◆ INSTRUCTION: Write out each record again exactly as it stands.

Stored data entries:
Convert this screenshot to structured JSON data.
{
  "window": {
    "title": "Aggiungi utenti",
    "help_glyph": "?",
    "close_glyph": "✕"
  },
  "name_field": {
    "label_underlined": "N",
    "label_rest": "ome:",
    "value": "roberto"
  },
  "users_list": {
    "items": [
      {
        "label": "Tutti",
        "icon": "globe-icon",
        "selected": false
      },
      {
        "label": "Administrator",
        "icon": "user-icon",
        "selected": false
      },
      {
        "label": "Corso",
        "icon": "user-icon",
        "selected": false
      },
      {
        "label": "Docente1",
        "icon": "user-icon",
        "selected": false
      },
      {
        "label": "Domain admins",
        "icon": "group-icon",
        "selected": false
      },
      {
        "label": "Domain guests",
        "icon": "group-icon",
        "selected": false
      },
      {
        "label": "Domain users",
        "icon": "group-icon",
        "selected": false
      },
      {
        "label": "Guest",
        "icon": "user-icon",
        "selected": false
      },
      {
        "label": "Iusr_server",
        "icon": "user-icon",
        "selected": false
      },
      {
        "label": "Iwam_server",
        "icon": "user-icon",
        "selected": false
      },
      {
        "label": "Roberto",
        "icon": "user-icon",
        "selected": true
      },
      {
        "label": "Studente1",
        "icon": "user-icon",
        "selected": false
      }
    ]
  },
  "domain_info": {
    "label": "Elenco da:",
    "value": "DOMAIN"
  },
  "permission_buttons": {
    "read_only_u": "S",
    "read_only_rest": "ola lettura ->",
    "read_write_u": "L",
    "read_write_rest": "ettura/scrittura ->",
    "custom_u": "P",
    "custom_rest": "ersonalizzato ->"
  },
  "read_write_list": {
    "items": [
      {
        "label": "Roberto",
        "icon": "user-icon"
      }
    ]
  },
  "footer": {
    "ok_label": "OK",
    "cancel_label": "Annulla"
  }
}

◆ FINAL ANSWER:
Convert this screenshot to structured JSON data.
{
  "window": {
    "title": "Aggiungi utenti",
    "help_glyph": "?",
    "close_glyph": "✕"
  },
  "name_field": {
    "label_underlined": "N",
    "label_rest": "ome:",
    "value": "roberto"
  },
  "users_list": {
    "items": [
      {
        "label": "Tutti",
        "icon": "globe-icon",
        "selected": false
      },
      {
        "label": "Administrator",
        "icon": "user-icon",
        "selected": false
      },
      {
        "label": "Corso",
        "icon": "user-icon",
        "selected": false
      },
      {
        "label": "Docente1",
        "icon": "user-icon",
        "selected": false
      },
      {
        "label": "Domain admins",
        "icon": "group-icon",
        "selected": false
      },
      {
        "label": "Domain guests",
        "icon": "group-icon",
        "selected": false
      },
      {
        "label": "Domain users",
        "icon": "group-icon",
        "selected": false
      },
      {
        "label": "Guest",
        "icon": "user-icon",
        "selected": false
      },
      {
        "label": "Iusr_server",
        "icon": "user-icon",
        "selected": false
      },
      {
        "label": "Iwam_server",
        "icon": "user-icon",
        "selected": false
      },
      {
        "label": "Roberto",
        "icon": "user-icon",
        "selected": true
      },
      {
        "label": "Studente1",
        "icon": "user-icon",
        "selected": false
      }
    ]
  },
  "domain_info": {
    "label": "Elenco da:",
    "value": "DOMAIN"
  },
  "permission_buttons": {
    "read_only_u": "S",
    "read_only_rest": "ola lettura ->",
    "read_write_u": "L",
    "read_write_rest": "ettura/scrittura ->",
    "custom_u": "P",
    "custom_rest": "ersonalizzato ->"
  },
  "read_write_list": {
    "items": [
      {
        "label": "Roberto",
        "icon": "user-icon"
      }
    ]
  },
  "footer": {
    "ok_label": "OK",
    "cancel_label": "Annulla"
  }
}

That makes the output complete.